[Extracted data entries]
* * * * * * * * *
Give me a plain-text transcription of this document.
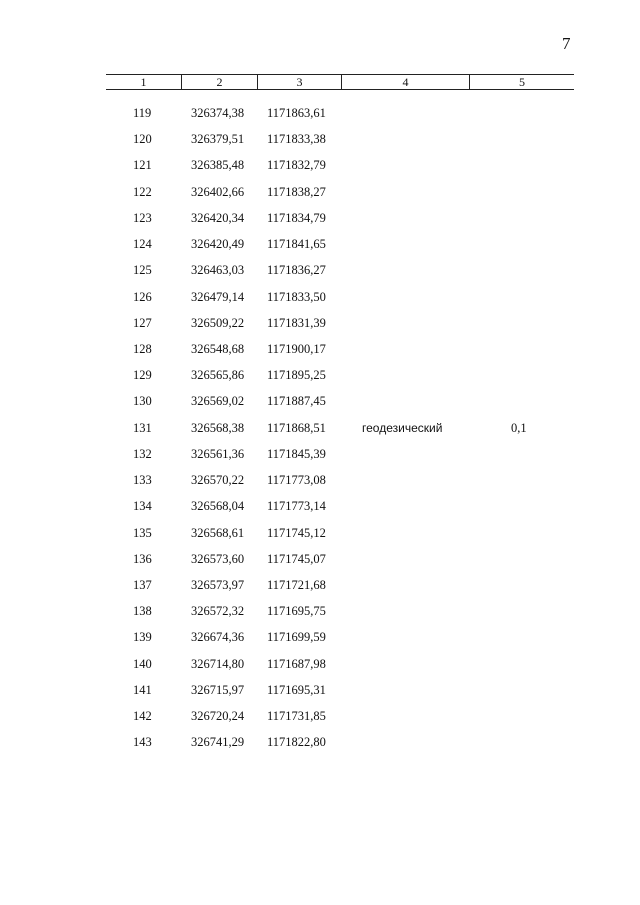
7
1	2	3	4	5
119	326374,38 1171863,61
120	326379,51 1171833,38
121	326385,48 1171832,79
122	326402,66 1171838,27
123	326420,34 1171834,79
124	326420,49 1171841,65
125	326463,03 1171836,27
126	326479,14 1171833,50
127	326509,22 1171831,39
128	326548,68 1171900,17
129	326565,86 1171895,25
130	326569,02 1171887,45
131	326568,38 1171868,51	геодезический	0,1
132	326561,36 1171845,39
133	326570,22 1171773,08
134	326568,04 1171773,14
135	326568,61 1171745,12
136	326573,60 1171745,07
137	326573,97 1171721,68
138	326572,32 1171695,75
139	326674,36 1171699,59
140	326714,80 1171687,98
141	326715,97 1171695,31
142	326720,24 1171731,85
143	326741,29 1171822,80
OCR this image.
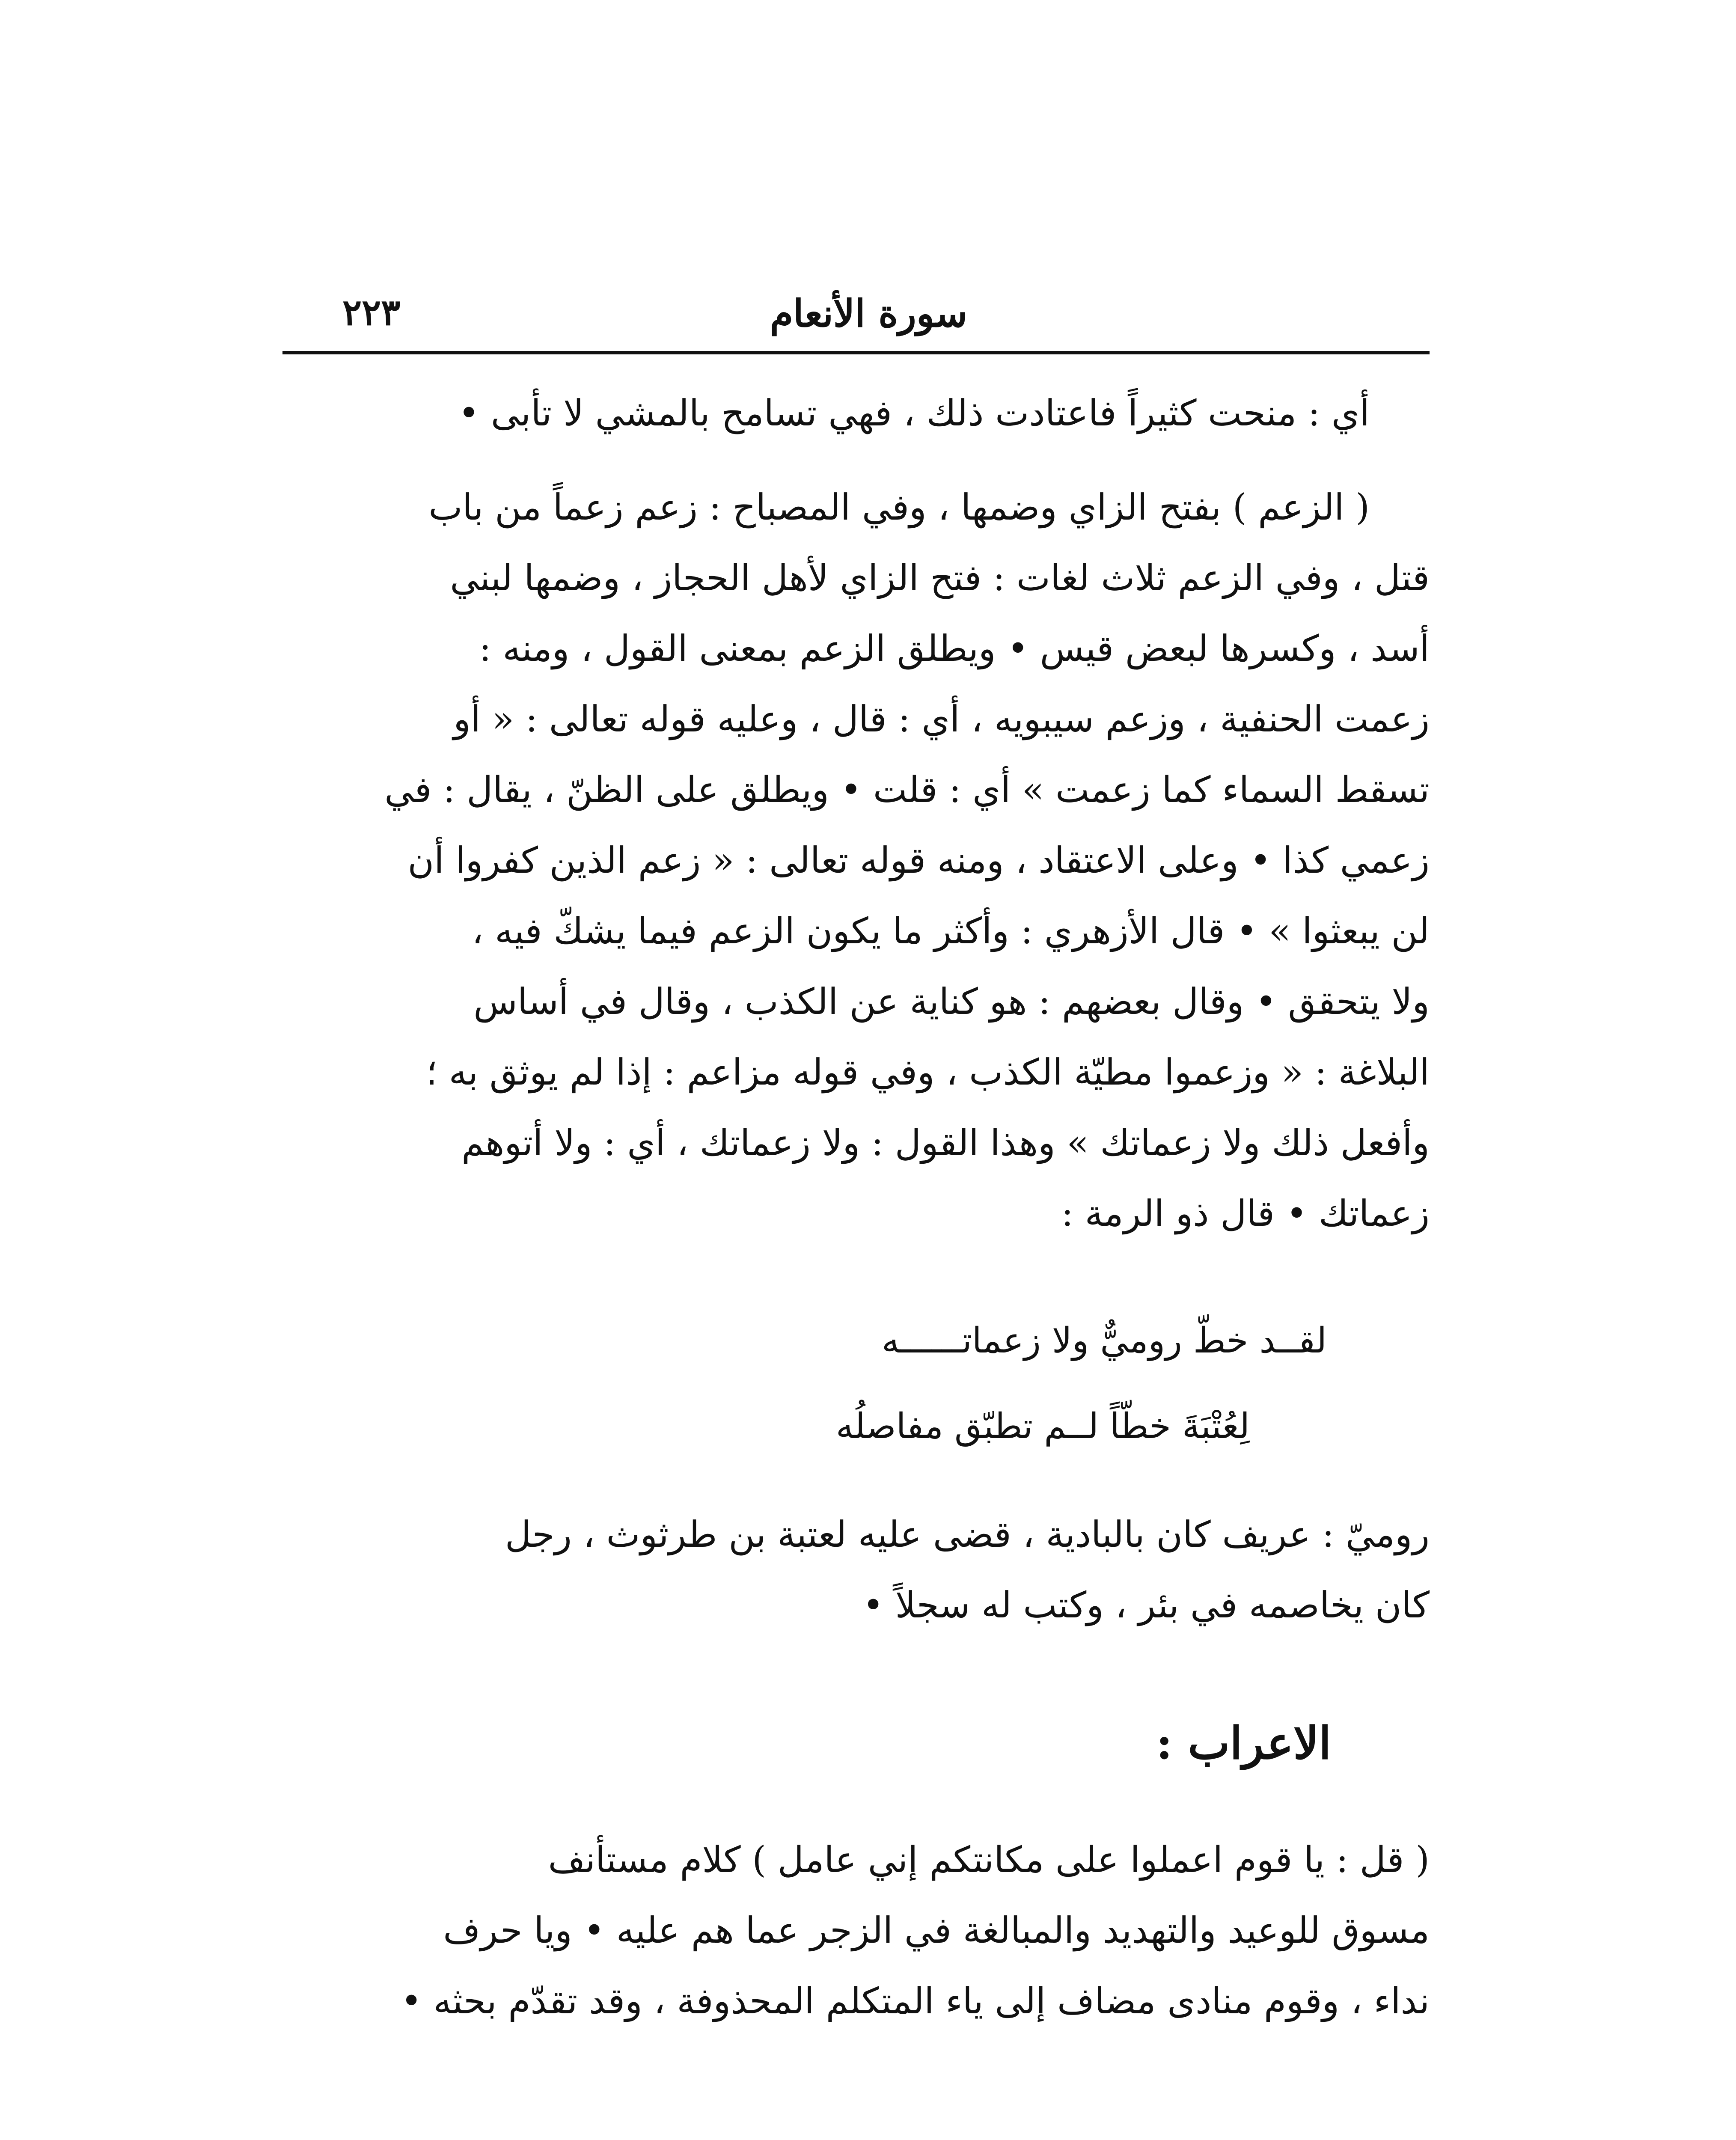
سورة الأنعام
٢٢٣
أي : منحت كثيراً فاعتادت ذلك ، فهي تسامح بالمشي لا تأبى •
( الزعم ) بفتح الزاي وضمها ، وفي المصباح : زعم زعماً من باب
قتل ، وفي الزعم ثلاث لغات : فتح الزاي لأهل الحجاز ، وضمها لبني
أسد ، وكسرها لبعض قيس • ويطلق الزعم بمعنى القول ، ومنه :
زعمت الحنفية ، وزعم سيبويه ، أي : قال ، وعليه قوله تعالى : « أو
تسقط السماء كما زعمت » أي : قلت • ويطلق على الظنّ ، يقال : في
زعمي كذا • وعلى الاعتقاد ، ومنه قوله تعالى : « زعم الذين كفروا أن
لن يبعثوا » • قال الأزهري : وأكثر ما يكون الزعم فيما يشكّ فيه ،
ولا يتحقق • وقال بعضهم : هو كناية عن الكذب ، وقال في أساس
البلاغة : « وزعموا مطيّة الكذب ، وفي قوله مزاعم : إذا لم يوثق به ؛
وأفعل ذلك ولا زعماتك » وهذا القول : ولا زعماتك ، أي : ولا أتوهم
زعماتك • قال ذو الرمة :
لقــد خطّ روميٌّ ولا زعماتــــــه
لِعُتْبَةَ خطّاً لــم تطبّق مفاصلُه
روميّ : عريف كان بالبادية ، قضى عليه لعتبة بن طرثوث ، رجل
كان يخاصمه في بئر ، وكتب له سجلاً •
الاعراب :
( قل : يا قوم اعملوا على مكانتكم إني عامل ) كلام مستأنف
مسوق للوعيد والتهديد والمبالغة في الزجر عما هم عليه • ويا حرف
نداء ، وقوم منادى مضاف إلى ياء المتكلم المحذوفة ، وقد تقدّم بحثه •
* * * * * * * * *
[Exercise description] Reproduce every line exactly and omit all pictures.

[Solution to the problem]
Give me a plain-text transcription of this document.
7
1	2	3	4	5
119	326374,38 1171863,61
120	326379,51 1171833,38
121	326385,48 1171832,79
122	326402,66 1171838,27
123	326420,34 1171834,79
124	326420,49 1171841,65
125	326463,03 1171836,27
126	326479,14 1171833,50
127	326509,22 1171831,39
128	326548,68 1171900,17
129	326565,86 1171895,25
130	326569,02 1171887,45
131	326568,38 1171868,51	геодезический	0,1
132	326561,36 1171845,39
133	326570,22 1171773,08
134	326568,04 1171773,14
135	326568,61 1171745,12
136	326573,60 1171745,07
137	326573,97 1171721,68
138	326572,32 1171695,75
139	326674,36 1171699,59
140	326714,80 1171687,98
141	326715,97 1171695,31
142	326720,24 1171731,85
143	326741,29 1171822,80
OCR this image.
سورة الأنعام
٢٢٣
أي : منحت كثيراً فاعتادت ذلك ، فهي تسامح بالمشي لا تأبى •
( الزعم ) بفتح الزاي وضمها ، وفي المصباح : زعم زعماً من باب
قتل ، وفي الزعم ثلاث لغات : فتح الزاي لأهل الحجاز ، وضمها لبني
أسد ، وكسرها لبعض قيس • ويطلق الزعم بمعنى القول ، ومنه :
زعمت الحنفية ، وزعم سيبويه ، أي : قال ، وعليه قوله تعالى : « أو
تسقط السماء كما زعمت » أي : قلت • ويطلق على الظنّ ، يقال : في
زعمي كذا • وعلى الاعتقاد ، ومنه قوله تعالى : « زعم الذين كفروا أن
لن يبعثوا » • قال الأزهري : وأكثر ما يكون الزعم فيما يشكّ فيه ،
ولا يتحقق • وقال بعضهم : هو كناية عن الكذب ، وقال في أساس
البلاغة : « وزعموا مطيّة الكذب ، وفي قوله مزاعم : إذا لم يوثق به ؛
وأفعل ذلك ولا زعماتك » وهذا القول : ولا زعماتك ، أي : ولا أتوهم
زعماتك • قال ذو الرمة :
لقــد خطّ روميٌّ ولا زعماتــــــه
لِعُتْبَةَ خطّاً لــم تطبّق مفاصلُه
روميّ : عريف كان بالبادية ، قضى عليه لعتبة بن طرثوث ، رجل
كان يخاصمه في بئر ، وكتب له سجلاً •
الاعراب :
( قل : يا قوم اعملوا على مكانتكم إني عامل ) كلام مستأنف
مسوق للوعيد والتهديد والمبالغة في الزجر عما هم عليه • ويا حرف
نداء ، وقوم منادى مضاف إلى ياء المتكلم المحذوفة ، وقد تقدّم بحثه •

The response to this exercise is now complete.